*OBJECTIVE*:
In the records below, tally every line containing "arrow". Report only the total.

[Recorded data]
-- start --
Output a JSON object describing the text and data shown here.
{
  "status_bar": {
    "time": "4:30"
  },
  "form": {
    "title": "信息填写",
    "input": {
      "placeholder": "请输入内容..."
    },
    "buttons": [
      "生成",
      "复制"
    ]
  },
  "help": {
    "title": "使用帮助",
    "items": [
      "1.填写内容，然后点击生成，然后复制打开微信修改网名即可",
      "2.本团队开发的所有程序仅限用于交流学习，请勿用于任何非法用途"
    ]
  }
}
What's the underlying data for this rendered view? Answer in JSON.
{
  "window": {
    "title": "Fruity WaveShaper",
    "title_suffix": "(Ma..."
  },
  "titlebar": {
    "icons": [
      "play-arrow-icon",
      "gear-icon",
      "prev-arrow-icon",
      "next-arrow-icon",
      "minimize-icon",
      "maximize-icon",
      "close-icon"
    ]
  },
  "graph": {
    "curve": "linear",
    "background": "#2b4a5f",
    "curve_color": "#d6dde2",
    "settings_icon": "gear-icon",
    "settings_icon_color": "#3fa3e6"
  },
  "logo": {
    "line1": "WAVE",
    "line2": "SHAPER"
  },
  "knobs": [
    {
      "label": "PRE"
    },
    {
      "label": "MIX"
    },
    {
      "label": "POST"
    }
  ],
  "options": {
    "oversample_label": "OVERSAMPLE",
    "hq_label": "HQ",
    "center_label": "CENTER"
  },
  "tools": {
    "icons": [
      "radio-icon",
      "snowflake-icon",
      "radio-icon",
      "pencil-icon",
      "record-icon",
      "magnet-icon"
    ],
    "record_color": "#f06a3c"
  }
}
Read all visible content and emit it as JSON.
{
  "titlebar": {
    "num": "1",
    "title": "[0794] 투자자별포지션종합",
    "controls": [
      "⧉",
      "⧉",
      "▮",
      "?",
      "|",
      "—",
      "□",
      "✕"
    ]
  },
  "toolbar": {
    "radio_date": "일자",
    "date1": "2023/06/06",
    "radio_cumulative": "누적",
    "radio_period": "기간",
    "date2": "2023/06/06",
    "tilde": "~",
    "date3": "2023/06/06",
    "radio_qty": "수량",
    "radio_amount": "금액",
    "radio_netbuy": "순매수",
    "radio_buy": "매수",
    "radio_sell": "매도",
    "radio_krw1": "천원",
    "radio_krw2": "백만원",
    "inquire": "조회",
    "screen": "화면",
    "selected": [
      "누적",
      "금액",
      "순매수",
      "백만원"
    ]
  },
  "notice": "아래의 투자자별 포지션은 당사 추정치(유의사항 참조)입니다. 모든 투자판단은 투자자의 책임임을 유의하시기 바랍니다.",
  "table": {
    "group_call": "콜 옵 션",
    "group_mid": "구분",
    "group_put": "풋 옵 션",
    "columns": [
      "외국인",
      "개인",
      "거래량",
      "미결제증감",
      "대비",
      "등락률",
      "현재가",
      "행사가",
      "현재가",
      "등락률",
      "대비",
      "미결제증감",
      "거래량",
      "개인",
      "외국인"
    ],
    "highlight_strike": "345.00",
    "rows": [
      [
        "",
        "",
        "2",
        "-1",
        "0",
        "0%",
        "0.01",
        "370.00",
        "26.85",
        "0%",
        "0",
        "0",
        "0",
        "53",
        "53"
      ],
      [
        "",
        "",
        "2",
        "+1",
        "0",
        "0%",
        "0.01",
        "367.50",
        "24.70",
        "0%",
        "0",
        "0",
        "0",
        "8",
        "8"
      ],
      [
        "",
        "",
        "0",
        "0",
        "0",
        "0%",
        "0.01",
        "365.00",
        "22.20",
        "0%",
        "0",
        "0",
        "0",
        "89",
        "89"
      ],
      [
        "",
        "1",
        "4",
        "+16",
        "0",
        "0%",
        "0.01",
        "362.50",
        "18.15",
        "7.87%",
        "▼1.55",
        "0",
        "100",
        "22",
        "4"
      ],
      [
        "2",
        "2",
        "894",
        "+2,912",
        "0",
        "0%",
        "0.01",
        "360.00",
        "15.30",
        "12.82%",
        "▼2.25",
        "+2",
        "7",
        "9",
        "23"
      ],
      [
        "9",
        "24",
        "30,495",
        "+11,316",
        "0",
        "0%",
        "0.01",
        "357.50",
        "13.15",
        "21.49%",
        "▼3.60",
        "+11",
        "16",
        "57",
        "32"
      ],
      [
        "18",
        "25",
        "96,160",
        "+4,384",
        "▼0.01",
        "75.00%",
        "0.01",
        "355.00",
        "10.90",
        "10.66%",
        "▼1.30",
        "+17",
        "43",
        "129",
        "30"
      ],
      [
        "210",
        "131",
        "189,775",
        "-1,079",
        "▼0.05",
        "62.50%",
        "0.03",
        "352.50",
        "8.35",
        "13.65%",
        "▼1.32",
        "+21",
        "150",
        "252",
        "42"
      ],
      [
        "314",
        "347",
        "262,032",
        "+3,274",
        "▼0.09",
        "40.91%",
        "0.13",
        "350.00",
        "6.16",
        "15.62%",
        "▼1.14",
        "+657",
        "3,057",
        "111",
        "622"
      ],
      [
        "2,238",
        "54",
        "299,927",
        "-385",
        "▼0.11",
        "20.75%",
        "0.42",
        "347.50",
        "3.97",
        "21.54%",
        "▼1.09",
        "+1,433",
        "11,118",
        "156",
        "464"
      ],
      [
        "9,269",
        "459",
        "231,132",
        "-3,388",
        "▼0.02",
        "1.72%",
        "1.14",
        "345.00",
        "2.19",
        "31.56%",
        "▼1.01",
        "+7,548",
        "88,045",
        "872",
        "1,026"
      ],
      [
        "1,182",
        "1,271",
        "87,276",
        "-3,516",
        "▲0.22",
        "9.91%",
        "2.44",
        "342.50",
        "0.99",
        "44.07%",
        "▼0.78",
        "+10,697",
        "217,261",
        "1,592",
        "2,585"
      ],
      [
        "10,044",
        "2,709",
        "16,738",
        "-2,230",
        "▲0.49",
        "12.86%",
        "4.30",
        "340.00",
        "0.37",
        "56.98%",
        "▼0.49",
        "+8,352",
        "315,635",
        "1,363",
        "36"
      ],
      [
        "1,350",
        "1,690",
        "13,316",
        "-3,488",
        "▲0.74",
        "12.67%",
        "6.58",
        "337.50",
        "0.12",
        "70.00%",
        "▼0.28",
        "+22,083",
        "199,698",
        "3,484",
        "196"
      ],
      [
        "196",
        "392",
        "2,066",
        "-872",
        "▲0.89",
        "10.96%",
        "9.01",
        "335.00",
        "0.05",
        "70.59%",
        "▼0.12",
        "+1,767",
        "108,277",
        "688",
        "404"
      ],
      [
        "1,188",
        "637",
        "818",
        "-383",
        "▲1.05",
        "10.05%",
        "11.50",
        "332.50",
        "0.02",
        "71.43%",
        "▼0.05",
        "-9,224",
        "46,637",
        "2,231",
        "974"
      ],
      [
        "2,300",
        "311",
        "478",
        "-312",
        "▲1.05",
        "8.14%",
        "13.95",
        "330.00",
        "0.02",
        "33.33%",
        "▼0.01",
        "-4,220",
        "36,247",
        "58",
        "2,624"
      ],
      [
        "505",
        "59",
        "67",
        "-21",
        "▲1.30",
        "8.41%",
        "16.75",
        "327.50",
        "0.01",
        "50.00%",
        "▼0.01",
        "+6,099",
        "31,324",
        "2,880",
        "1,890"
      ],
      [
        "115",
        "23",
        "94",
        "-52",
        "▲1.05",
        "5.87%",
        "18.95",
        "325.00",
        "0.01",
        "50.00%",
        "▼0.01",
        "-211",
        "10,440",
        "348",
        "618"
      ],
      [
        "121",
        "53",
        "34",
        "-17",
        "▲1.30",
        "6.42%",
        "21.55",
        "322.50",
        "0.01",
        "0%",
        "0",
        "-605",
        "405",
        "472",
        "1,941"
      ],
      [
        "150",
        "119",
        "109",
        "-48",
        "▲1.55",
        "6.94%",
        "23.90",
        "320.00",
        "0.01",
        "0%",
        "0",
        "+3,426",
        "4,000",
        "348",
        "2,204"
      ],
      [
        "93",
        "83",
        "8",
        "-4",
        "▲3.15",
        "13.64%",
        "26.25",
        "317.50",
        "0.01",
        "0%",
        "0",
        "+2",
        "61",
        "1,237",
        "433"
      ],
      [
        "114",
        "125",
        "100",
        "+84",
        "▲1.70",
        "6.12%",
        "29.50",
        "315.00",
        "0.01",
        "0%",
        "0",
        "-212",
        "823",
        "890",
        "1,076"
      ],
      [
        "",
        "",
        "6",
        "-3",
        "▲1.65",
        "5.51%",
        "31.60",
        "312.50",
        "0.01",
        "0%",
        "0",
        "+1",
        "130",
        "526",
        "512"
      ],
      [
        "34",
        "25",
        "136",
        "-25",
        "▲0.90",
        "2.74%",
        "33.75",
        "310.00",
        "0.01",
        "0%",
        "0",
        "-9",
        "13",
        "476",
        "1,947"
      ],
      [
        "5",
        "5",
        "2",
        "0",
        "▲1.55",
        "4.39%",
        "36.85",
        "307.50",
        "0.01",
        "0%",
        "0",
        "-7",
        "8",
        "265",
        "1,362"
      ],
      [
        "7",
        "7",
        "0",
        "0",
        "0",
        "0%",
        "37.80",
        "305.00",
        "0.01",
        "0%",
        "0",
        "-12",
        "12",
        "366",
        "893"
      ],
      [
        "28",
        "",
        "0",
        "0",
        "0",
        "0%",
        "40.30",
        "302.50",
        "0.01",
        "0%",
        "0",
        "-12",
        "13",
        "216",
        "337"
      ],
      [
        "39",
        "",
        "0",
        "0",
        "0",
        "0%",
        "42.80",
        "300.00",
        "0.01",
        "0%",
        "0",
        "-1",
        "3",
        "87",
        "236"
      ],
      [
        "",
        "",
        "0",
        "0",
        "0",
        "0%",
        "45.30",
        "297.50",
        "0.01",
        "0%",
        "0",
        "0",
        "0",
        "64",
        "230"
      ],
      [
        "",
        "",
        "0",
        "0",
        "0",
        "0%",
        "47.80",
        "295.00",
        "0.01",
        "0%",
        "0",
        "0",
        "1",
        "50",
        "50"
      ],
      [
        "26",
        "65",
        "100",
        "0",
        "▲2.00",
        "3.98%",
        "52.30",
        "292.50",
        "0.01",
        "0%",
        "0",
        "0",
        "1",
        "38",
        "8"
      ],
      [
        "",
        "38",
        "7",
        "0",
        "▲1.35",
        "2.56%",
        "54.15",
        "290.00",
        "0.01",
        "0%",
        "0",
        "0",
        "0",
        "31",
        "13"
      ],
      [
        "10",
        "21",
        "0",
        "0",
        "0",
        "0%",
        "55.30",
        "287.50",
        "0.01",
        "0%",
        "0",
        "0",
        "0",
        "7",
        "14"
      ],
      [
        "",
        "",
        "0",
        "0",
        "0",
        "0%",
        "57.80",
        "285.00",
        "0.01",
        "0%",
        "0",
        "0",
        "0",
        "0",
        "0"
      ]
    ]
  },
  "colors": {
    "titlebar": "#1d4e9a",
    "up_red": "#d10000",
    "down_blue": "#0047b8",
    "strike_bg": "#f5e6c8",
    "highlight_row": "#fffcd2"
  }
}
-- end --
*COMPLETE ANSWER*:
3